--- start ---
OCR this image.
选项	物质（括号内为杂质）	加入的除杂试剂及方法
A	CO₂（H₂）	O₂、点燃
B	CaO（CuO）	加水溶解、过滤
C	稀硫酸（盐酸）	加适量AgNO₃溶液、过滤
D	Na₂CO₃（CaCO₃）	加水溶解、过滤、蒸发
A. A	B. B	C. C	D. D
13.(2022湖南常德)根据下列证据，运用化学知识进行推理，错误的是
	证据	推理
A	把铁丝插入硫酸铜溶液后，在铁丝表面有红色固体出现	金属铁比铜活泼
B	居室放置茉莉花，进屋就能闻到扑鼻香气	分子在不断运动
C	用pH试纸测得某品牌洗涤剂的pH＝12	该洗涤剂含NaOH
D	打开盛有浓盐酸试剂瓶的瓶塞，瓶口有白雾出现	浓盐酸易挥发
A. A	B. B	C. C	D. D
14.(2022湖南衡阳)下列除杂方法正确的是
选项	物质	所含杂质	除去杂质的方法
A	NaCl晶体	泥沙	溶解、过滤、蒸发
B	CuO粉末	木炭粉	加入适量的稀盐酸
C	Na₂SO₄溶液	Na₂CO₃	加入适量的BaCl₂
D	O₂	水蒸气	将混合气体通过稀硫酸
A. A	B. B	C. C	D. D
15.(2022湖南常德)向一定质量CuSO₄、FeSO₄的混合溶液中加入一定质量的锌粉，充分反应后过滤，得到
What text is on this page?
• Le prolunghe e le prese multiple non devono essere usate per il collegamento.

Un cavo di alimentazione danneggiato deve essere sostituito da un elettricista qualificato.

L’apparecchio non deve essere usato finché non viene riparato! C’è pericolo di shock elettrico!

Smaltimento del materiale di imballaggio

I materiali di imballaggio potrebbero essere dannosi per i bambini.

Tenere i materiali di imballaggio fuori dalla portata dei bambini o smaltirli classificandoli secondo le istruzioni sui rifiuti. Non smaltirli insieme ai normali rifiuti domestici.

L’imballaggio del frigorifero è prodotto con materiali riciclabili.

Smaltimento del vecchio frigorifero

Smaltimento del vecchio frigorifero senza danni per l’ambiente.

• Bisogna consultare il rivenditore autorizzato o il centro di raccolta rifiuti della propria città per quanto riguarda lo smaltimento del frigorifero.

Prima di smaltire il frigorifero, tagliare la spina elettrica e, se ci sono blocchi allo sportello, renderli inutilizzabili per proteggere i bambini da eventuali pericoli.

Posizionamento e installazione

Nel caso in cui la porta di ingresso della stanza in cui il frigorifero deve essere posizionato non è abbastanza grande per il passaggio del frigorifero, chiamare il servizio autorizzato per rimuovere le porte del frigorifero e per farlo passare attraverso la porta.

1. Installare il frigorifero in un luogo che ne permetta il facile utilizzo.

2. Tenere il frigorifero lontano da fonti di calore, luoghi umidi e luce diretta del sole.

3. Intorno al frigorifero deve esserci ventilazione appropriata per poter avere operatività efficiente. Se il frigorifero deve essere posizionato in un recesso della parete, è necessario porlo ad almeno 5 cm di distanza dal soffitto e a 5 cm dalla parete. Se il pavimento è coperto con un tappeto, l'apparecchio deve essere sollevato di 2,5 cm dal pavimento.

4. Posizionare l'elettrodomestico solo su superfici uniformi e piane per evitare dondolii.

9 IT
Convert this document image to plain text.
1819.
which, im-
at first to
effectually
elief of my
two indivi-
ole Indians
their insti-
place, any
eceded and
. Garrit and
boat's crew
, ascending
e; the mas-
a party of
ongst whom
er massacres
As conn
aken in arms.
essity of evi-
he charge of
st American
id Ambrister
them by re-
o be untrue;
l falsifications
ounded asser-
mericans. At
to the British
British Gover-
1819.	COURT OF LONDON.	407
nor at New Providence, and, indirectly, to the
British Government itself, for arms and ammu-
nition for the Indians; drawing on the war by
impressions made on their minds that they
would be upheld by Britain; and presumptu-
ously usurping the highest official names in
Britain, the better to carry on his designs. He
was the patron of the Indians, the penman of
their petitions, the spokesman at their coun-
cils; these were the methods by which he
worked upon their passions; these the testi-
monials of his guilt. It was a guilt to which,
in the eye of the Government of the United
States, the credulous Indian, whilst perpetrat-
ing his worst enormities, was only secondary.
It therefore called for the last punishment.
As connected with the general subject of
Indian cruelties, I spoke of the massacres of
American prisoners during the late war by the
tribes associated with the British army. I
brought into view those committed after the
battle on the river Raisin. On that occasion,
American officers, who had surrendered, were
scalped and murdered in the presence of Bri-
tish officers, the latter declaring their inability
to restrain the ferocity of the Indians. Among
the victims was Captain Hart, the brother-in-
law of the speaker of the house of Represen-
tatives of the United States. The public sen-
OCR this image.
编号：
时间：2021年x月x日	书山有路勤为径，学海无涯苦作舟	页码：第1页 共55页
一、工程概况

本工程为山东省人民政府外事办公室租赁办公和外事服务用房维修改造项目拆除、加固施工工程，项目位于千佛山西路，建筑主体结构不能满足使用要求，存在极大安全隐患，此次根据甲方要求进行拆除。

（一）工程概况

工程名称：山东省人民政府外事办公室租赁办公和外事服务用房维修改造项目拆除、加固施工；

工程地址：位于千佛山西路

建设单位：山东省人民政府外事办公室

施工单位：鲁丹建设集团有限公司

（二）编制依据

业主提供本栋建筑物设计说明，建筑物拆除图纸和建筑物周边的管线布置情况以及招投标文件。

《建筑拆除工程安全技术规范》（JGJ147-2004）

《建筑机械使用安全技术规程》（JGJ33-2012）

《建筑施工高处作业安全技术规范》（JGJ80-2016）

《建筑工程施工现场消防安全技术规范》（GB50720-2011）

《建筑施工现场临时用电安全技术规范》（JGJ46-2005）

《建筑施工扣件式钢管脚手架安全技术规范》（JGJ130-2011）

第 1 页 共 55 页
--- end ---
Only lines with "Na₂CO₃" are wanted here; list each of them.

D	Na₂CO₃（CaCO₃）	加水溶解、过滤、蒸发
C	Na₂SO₄溶液	Na₂CO₃	加入适量的BaCl₂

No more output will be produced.